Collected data

_ _ _ _ _ _ _

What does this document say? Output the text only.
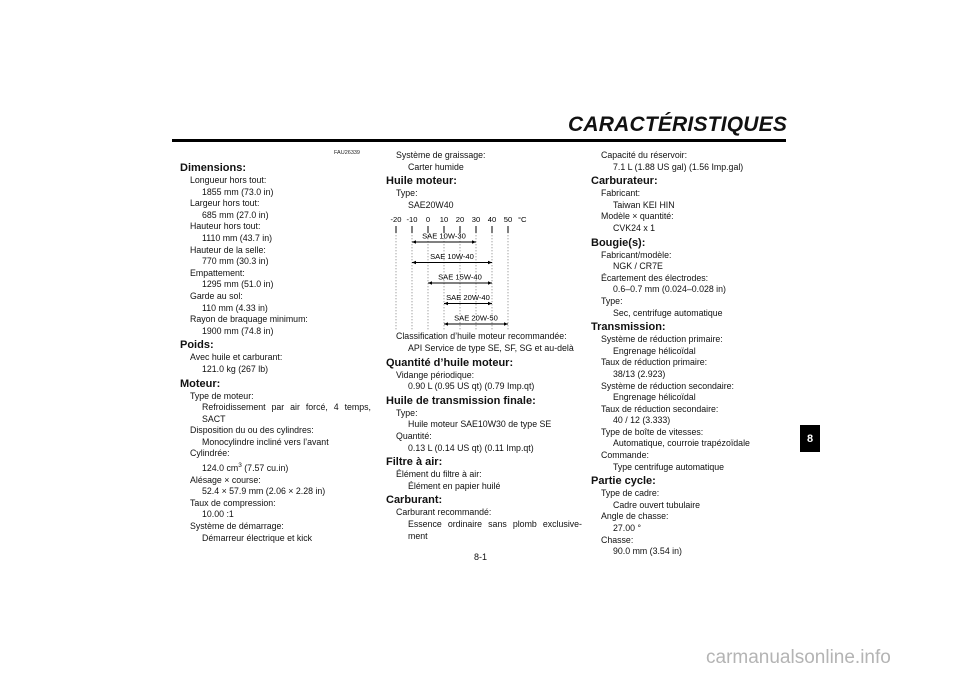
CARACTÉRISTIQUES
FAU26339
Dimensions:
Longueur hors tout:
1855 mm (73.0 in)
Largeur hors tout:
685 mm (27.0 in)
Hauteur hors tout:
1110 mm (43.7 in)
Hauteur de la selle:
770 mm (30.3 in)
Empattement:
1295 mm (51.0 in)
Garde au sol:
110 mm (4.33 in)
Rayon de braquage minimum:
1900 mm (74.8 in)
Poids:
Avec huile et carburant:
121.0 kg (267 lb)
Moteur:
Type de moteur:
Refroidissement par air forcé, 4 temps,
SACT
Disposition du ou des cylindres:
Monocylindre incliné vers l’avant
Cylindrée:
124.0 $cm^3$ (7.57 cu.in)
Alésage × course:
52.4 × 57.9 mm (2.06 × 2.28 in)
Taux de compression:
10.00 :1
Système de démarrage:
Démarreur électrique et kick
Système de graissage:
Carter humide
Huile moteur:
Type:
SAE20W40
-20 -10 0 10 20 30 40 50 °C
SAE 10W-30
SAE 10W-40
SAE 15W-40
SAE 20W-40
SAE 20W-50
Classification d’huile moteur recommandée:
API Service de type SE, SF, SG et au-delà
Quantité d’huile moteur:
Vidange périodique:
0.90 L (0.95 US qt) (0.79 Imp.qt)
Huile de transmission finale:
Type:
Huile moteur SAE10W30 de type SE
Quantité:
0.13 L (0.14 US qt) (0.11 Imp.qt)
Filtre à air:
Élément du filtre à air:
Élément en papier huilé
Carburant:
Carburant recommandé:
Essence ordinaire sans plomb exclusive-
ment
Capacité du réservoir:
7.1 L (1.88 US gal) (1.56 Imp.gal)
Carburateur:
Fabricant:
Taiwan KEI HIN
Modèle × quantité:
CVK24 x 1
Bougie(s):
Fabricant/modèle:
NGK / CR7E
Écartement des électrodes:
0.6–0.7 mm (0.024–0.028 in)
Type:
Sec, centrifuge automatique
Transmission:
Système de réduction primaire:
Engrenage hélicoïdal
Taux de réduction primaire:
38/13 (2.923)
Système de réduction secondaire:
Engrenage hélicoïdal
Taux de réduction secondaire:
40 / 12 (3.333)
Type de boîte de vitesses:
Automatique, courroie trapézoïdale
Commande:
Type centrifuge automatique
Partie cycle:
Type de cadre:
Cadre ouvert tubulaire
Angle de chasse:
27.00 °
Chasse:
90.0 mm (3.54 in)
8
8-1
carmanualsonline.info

_ _ _ _ _ _ _

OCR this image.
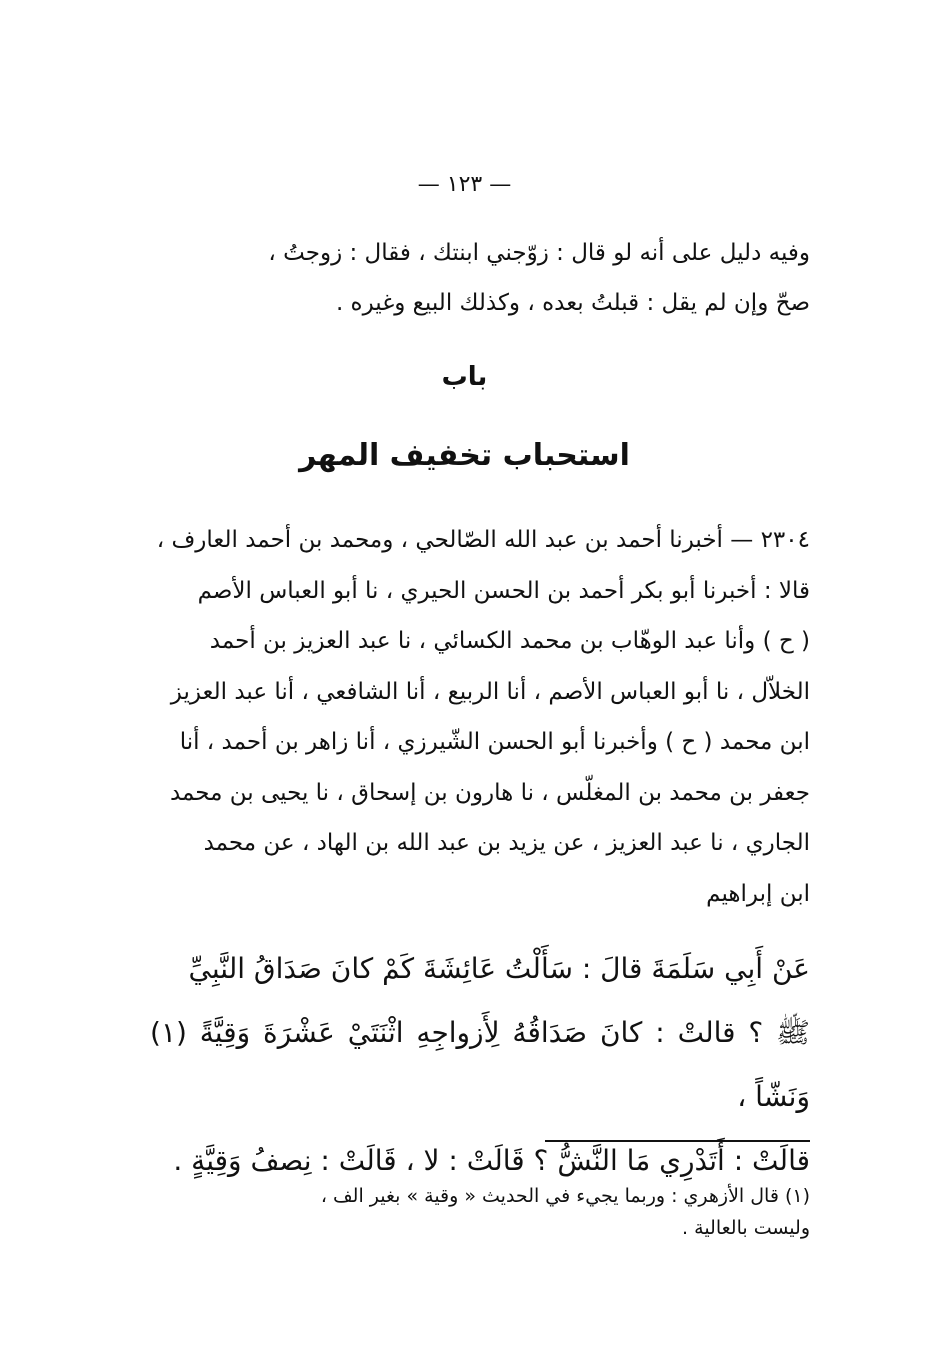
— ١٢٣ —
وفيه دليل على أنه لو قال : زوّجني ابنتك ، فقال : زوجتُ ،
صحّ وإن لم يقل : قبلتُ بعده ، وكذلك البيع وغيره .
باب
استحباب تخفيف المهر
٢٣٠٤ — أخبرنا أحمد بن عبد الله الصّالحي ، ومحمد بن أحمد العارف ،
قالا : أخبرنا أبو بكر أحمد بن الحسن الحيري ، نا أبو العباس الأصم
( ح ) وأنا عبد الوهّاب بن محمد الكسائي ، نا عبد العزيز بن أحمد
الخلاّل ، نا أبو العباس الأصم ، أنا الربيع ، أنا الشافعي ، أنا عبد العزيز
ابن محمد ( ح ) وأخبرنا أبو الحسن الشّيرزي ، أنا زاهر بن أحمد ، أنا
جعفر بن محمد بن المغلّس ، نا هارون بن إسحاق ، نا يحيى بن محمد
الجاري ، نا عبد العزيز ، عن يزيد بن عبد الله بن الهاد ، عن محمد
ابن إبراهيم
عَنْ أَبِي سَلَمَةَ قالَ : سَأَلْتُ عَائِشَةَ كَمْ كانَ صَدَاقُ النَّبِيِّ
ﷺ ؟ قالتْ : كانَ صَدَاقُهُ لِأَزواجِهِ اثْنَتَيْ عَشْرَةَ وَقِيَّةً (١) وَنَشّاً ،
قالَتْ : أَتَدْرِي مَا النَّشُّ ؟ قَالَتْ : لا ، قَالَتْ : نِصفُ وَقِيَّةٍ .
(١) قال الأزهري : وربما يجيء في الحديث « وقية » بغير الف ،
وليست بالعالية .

_ _ _ _ _ _ _

Copy every line in the entries above that has the string "أحمد" in it.

٢٣٠٤ — أخبرنا أحمد بن عبد الله الصّالحي ، ومحمد بن أحمد العارف ،
قالا : أخبرنا أبو بكر أحمد بن الحسن الحيري ، نا أبو العباس الأصم
( ح ) وأنا عبد الوهّاب بن محمد الكسائي ، نا عبد العزيز بن أحمد
ابن محمد ( ح ) وأخبرنا أبو الحسن الشّيرزي ، أنا زاهر بن أحمد ، أنا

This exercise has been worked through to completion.